* [Set task] Extract all lines in the data that contain the word "text".

* [Provided entries]
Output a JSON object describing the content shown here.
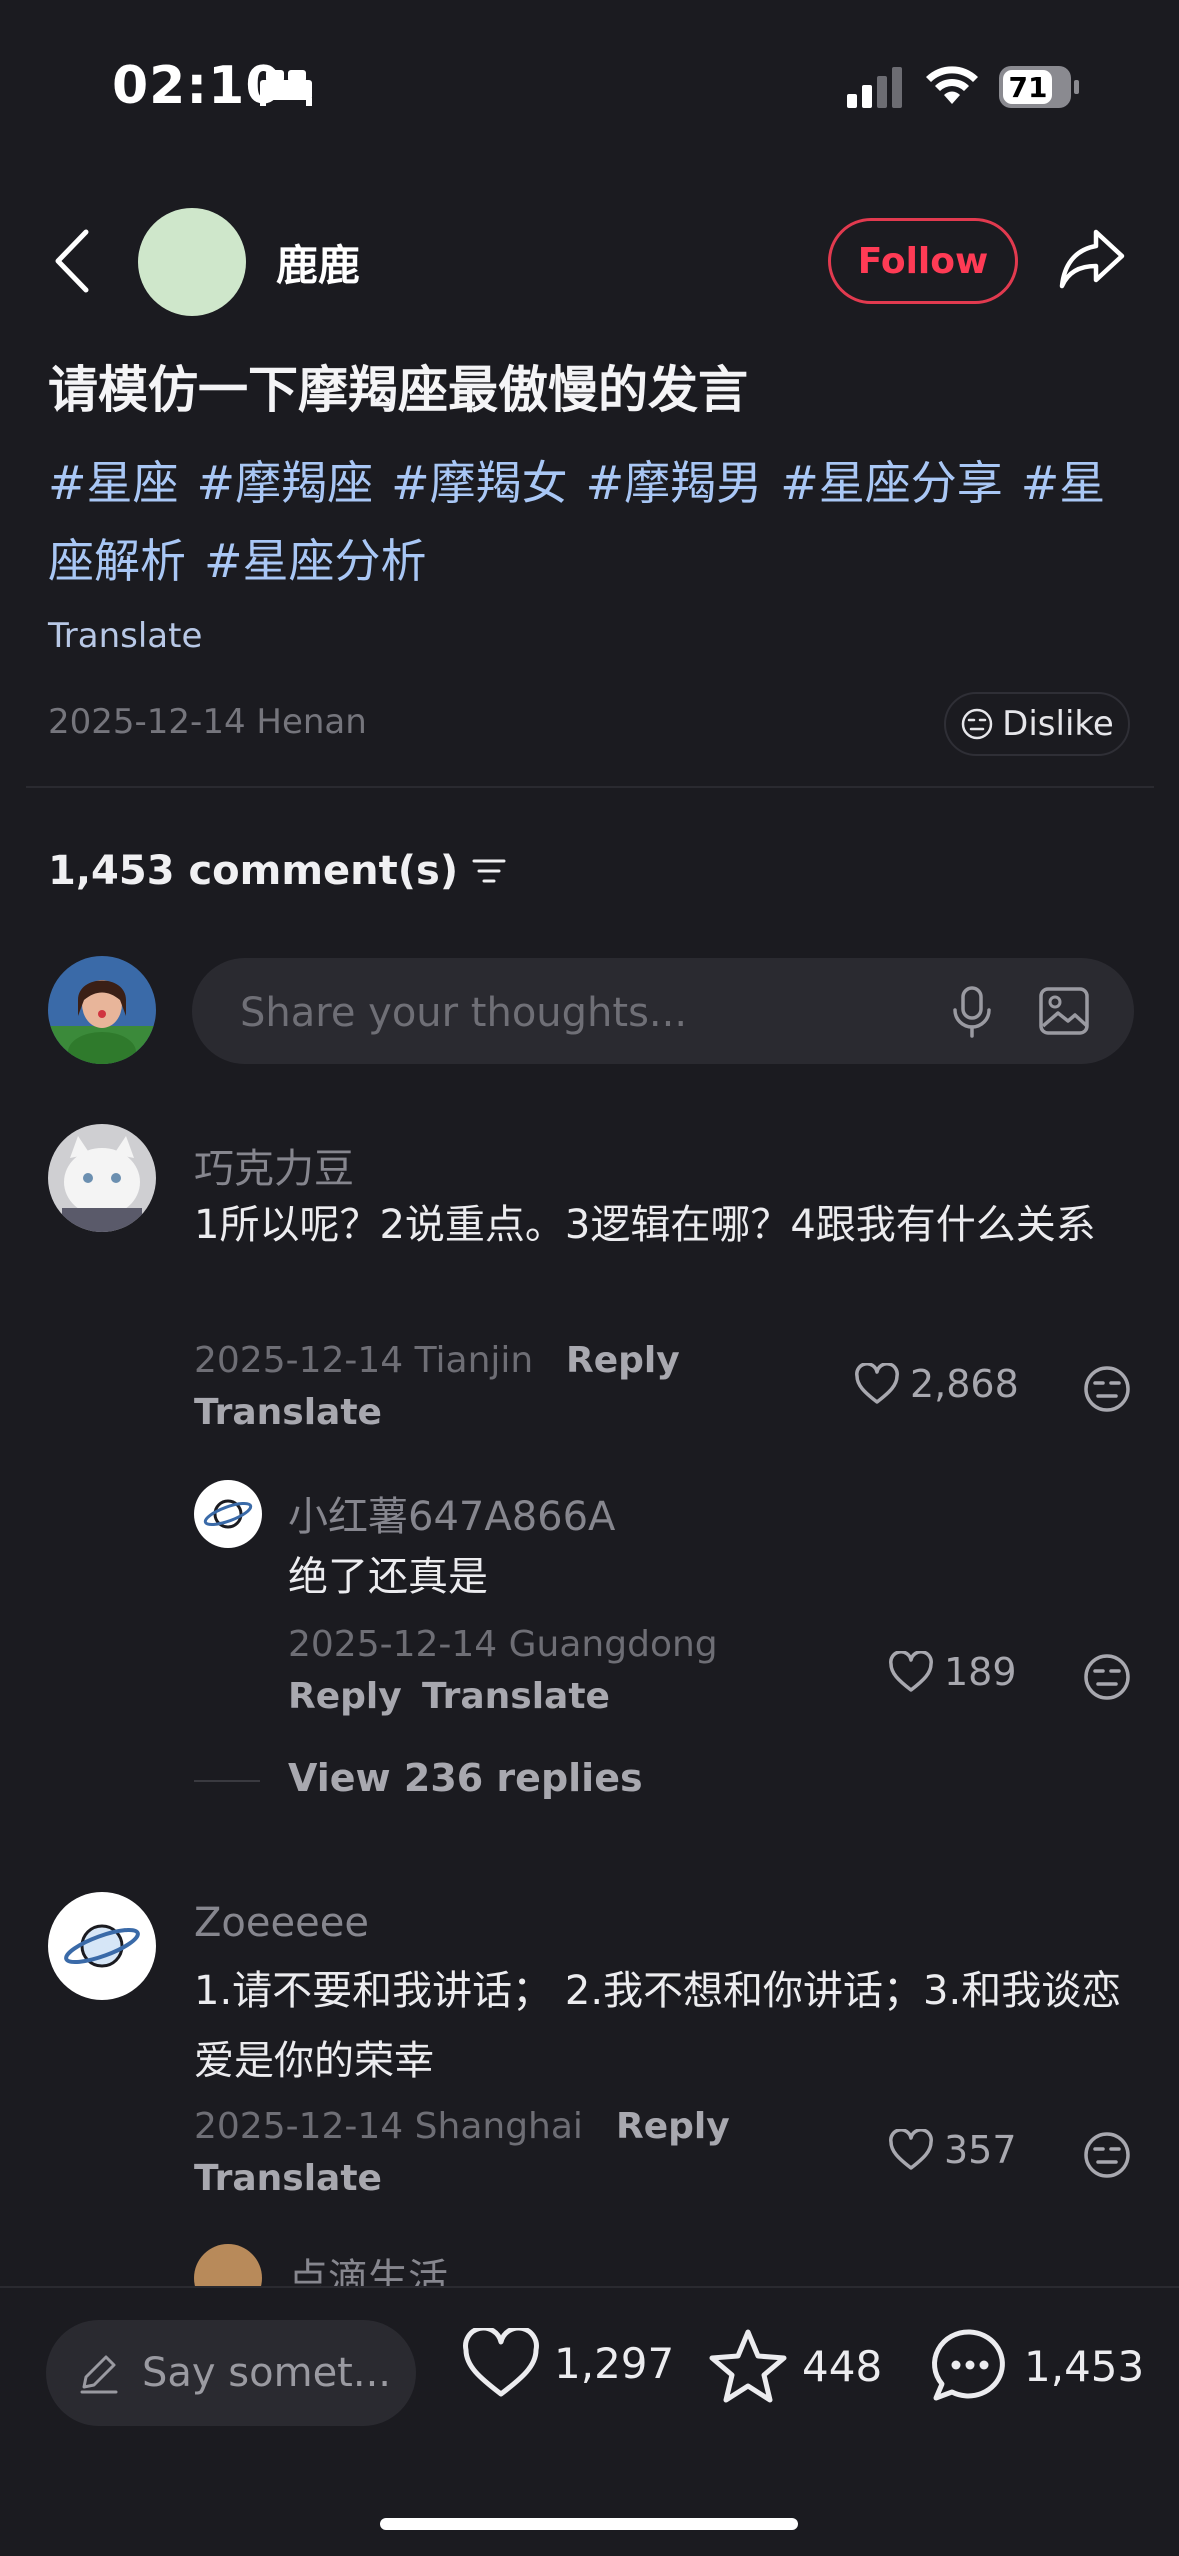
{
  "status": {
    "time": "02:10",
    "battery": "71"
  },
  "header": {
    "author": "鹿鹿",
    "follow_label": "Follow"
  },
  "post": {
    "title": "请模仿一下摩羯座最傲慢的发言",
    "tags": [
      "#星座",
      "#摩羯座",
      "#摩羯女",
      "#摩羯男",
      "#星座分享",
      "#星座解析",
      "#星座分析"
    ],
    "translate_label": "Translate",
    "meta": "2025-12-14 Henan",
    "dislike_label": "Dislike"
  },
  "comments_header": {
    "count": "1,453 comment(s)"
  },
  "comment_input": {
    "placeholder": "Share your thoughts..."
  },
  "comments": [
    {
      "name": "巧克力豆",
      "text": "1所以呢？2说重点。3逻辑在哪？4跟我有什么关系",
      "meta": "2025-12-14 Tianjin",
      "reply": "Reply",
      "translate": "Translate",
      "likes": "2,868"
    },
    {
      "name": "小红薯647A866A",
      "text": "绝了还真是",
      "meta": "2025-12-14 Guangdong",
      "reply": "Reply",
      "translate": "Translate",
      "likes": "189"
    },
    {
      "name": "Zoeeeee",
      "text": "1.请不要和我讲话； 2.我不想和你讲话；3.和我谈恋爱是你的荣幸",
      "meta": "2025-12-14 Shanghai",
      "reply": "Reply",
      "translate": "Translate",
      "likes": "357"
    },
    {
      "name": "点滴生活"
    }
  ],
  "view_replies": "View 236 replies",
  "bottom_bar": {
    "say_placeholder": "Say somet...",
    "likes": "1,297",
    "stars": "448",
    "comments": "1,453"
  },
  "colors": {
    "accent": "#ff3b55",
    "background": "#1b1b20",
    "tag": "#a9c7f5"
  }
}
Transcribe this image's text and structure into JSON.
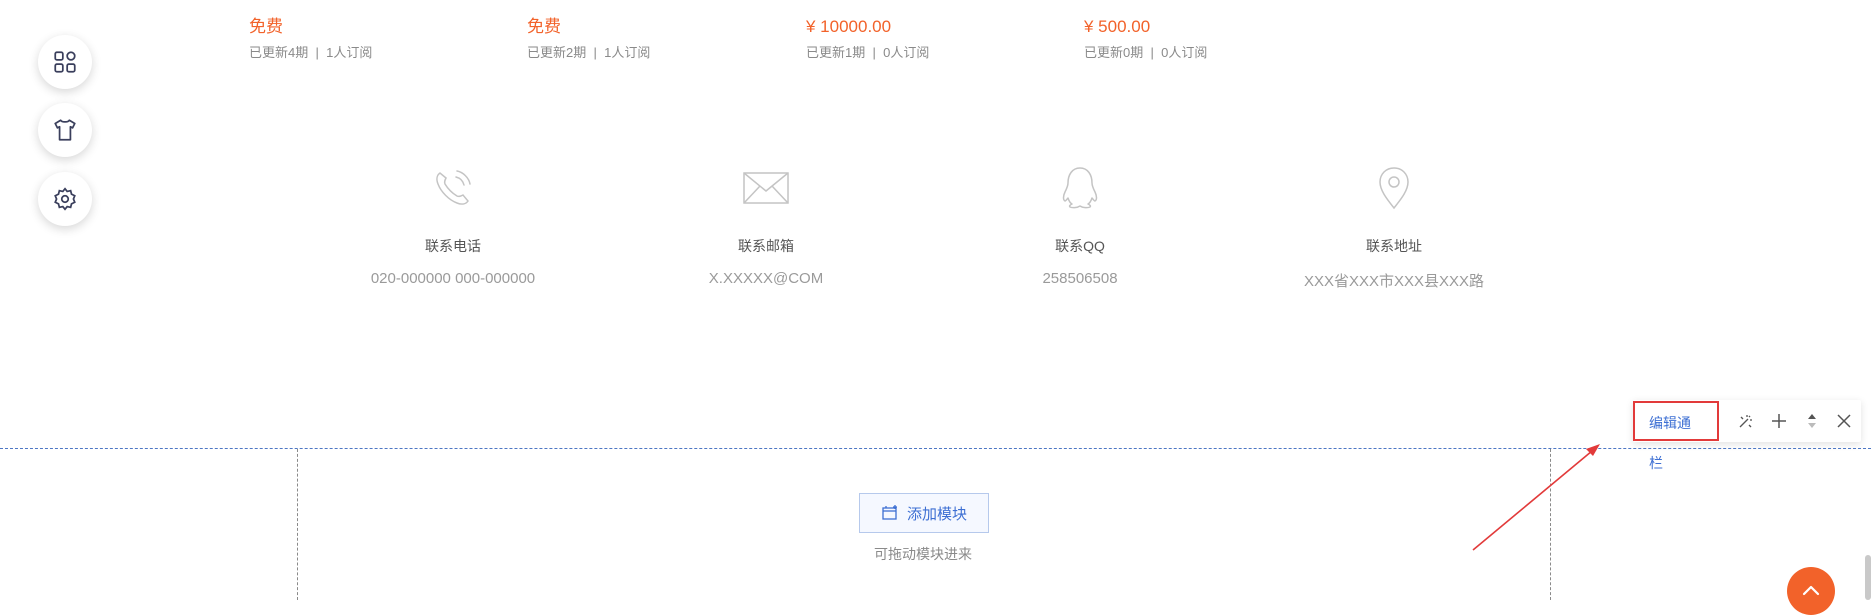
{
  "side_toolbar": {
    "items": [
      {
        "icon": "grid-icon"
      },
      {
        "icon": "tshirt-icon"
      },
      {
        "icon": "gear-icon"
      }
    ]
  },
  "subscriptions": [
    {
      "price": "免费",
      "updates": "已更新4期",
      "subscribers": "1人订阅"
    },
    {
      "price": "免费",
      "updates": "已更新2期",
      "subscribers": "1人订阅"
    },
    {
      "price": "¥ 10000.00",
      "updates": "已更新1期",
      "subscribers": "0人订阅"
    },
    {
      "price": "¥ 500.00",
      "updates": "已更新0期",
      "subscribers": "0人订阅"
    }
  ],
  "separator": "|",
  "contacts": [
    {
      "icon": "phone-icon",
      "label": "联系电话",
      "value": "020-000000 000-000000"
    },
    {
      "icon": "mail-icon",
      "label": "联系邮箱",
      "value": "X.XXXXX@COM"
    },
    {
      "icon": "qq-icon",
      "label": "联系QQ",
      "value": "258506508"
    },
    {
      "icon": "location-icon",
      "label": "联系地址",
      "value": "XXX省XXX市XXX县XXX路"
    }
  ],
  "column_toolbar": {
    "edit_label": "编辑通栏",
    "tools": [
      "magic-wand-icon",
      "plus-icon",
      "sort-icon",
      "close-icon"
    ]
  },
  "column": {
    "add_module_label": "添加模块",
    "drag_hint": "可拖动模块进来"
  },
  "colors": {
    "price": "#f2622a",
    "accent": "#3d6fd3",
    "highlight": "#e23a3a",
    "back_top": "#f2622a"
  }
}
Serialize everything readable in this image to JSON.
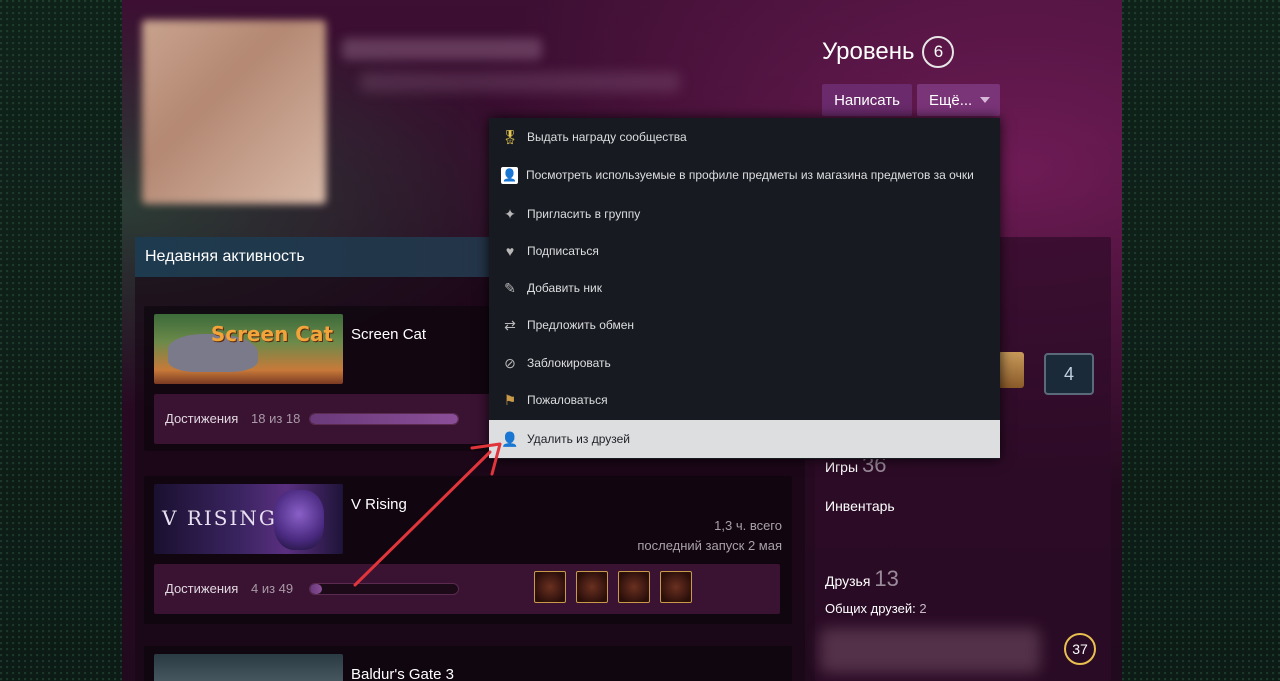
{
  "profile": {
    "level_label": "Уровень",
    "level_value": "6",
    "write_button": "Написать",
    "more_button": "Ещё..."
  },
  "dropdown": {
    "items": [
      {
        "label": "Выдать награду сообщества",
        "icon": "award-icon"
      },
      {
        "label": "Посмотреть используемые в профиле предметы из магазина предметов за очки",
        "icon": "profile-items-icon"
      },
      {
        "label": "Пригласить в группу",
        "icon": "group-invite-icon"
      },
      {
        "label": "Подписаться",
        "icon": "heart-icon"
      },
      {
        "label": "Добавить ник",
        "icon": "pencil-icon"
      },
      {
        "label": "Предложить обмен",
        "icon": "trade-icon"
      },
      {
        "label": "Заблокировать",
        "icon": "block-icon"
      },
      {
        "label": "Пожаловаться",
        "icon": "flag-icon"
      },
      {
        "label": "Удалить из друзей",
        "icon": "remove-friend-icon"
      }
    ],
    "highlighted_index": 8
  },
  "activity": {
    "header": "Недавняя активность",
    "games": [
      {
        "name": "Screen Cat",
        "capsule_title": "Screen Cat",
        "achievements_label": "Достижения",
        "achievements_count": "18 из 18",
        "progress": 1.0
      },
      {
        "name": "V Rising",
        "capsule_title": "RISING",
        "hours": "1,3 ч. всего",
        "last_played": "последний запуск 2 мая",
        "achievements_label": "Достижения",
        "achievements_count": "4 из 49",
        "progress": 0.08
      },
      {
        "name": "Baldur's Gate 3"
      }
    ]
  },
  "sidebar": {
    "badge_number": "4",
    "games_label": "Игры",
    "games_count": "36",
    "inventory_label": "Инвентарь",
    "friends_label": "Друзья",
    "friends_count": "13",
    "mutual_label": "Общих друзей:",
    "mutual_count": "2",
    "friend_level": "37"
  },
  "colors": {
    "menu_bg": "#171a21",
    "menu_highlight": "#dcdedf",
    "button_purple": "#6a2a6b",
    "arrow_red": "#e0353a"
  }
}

* [Task response]
      "text": "1所以呢？2说重点。3逻辑在哪？4跟我有什么关系",
      "text": "绝了还真是",
      "text": "1.请不要和我讲话； 2.我不想和你讲话；3.和我谈恋爱是你的荣幸",
Transcribe this image's text and structure into JSON.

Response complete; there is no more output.